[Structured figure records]
§

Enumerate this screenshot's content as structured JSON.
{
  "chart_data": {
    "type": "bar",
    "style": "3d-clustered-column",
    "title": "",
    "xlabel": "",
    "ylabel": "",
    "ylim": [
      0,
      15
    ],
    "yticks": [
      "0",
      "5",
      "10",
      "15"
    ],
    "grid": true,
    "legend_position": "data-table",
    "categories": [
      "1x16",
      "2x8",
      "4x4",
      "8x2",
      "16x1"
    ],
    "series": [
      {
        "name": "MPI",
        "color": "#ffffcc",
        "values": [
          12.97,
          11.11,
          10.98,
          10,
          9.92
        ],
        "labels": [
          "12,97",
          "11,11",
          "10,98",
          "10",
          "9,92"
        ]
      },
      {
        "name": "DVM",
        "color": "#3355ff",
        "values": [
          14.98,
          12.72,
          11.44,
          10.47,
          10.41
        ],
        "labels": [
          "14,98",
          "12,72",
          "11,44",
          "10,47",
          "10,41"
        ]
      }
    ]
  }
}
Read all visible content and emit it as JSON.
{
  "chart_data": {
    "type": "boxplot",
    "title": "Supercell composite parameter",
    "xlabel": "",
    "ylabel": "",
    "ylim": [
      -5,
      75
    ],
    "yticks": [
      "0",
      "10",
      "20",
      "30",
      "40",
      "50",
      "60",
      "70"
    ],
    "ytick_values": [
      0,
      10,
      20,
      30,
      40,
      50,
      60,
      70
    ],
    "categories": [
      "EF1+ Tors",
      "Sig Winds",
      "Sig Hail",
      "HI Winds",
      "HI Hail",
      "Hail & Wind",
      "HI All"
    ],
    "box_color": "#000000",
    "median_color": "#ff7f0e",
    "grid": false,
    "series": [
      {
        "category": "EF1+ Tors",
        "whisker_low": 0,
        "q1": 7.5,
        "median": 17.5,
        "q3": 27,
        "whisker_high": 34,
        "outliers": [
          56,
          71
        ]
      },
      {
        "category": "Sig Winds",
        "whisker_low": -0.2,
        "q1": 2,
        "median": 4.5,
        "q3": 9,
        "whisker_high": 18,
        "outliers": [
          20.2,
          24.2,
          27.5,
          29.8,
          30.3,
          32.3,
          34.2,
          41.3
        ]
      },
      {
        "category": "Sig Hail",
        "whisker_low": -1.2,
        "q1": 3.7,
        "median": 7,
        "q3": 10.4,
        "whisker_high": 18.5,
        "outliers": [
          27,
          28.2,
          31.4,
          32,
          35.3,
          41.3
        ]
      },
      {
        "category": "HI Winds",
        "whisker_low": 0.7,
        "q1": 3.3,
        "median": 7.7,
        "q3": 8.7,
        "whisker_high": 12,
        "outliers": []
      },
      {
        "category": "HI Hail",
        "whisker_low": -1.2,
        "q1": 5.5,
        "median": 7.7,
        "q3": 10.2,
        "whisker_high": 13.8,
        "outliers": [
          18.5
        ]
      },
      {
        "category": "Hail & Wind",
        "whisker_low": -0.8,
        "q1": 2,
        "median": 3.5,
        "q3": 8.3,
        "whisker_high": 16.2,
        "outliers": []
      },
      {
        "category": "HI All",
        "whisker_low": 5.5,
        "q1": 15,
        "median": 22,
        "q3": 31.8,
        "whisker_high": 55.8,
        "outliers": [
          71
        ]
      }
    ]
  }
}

§

● YOUR GOAL: Print the material verbatim, all of it.

● EXERCISE RESPONSE:
Enumerate this screenshot's content as structured JSON.
{
  "chart_data": {
    "type": "bar",
    "style": "3d-clustered-column",
    "title": "",
    "xlabel": "",
    "ylabel": "",
    "ylim": [
      0,
      15
    ],
    "yticks": [
      "0",
      "5",
      "10",
      "15"
    ],
    "grid": true,
    "legend_position": "data-table",
    "categories": [
      "1x16",
      "2x8",
      "4x4",
      "8x2",
      "16x1"
    ],
    "series": [
      {
        "name": "MPI",
        "color": "#ffffcc",
        "values": [
          12.97,
          11.11,
          10.98,
          10,
          9.92
        ],
        "labels": [
          "12,97",
          "11,11",
          "10,98",
          "10",
          "9,92"
        ]
      },
      {
        "name": "DVM",
        "color": "#3355ff",
        "values": [
          14.98,
          12.72,
          11.44,
          10.47,
          10.41
        ],
        "labels": [
          "14,98",
          "12,72",
          "11,44",
          "10,47",
          "10,41"
        ]
      }
    ]
  }
}
Read all visible content and emit it as JSON.
{
  "chart_data": {
    "type": "boxplot",
    "title": "Supercell composite parameter",
    "xlabel": "",
    "ylabel": "",
    "ylim": [
      -5,
      75
    ],
    "yticks": [
      "0",
      "10",
      "20",
      "30",
      "40",
      "50",
      "60",
      "70"
    ],
    "ytick_values": [
      0,
      10,
      20,
      30,
      40,
      50,
      60,
      70
    ],
    "categories": [
      "EF1+ Tors",
      "Sig Winds",
      "Sig Hail",
      "HI Winds",
      "HI Hail",
      "Hail & Wind",
      "HI All"
    ],
    "box_color": "#000000",
    "median_color": "#ff7f0e",
    "grid": false,
    "series": [
      {
        "category": "EF1+ Tors",
        "whisker_low": 0,
        "q1": 7.5,
        "median": 17.5,
        "q3": 27,
        "whisker_high": 34,
        "outliers": [
          56,
          71
        ]
      },
      {
        "category": "Sig Winds",
        "whisker_low": -0.2,
        "q1": 2,
        "median": 4.5,
        "q3": 9,
        "whisker_high": 18,
        "outliers": [
          20.2,
          24.2,
          27.5,
          29.8,
          30.3,
          32.3,
          34.2,
          41.3
        ]
      },
      {
        "category": "Sig Hail",
        "whisker_low": -1.2,
        "q1": 3.7,
        "median": 7,
        "q3": 10.4,
        "whisker_high": 18.5,
        "outliers": [
          27,
          28.2,
          31.4,
          32,
          35.3,
          41.3
        ]
      },
      {
        "category": "HI Winds",
        "whisker_low": 0.7,
        "q1": 3.3,
        "median": 7.7,
        "q3": 8.7,
        "whisker_high": 12,
        "outliers": []
      },
      {
        "category": "HI Hail",
        "whisker_low": -1.2,
        "q1": 5.5,
        "median": 7.7,
        "q3": 10.2,
        "whisker_high": 13.8,
        "outliers": [
          18.5
        ]
      },
      {
        "category": "Hail & Wind",
        "whisker_low": -0.8,
        "q1": 2,
        "median": 3.5,
        "q3": 8.3,
        "whisker_high": 16.2,
        "outliers": []
      },
      {
        "category": "HI All",
        "whisker_low": 5.5,
        "q1": 15,
        "median": 22,
        "q3": 31.8,
        "whisker_high": 55.8,
        "outliers": [
          71
        ]
      }
    ]
  }
}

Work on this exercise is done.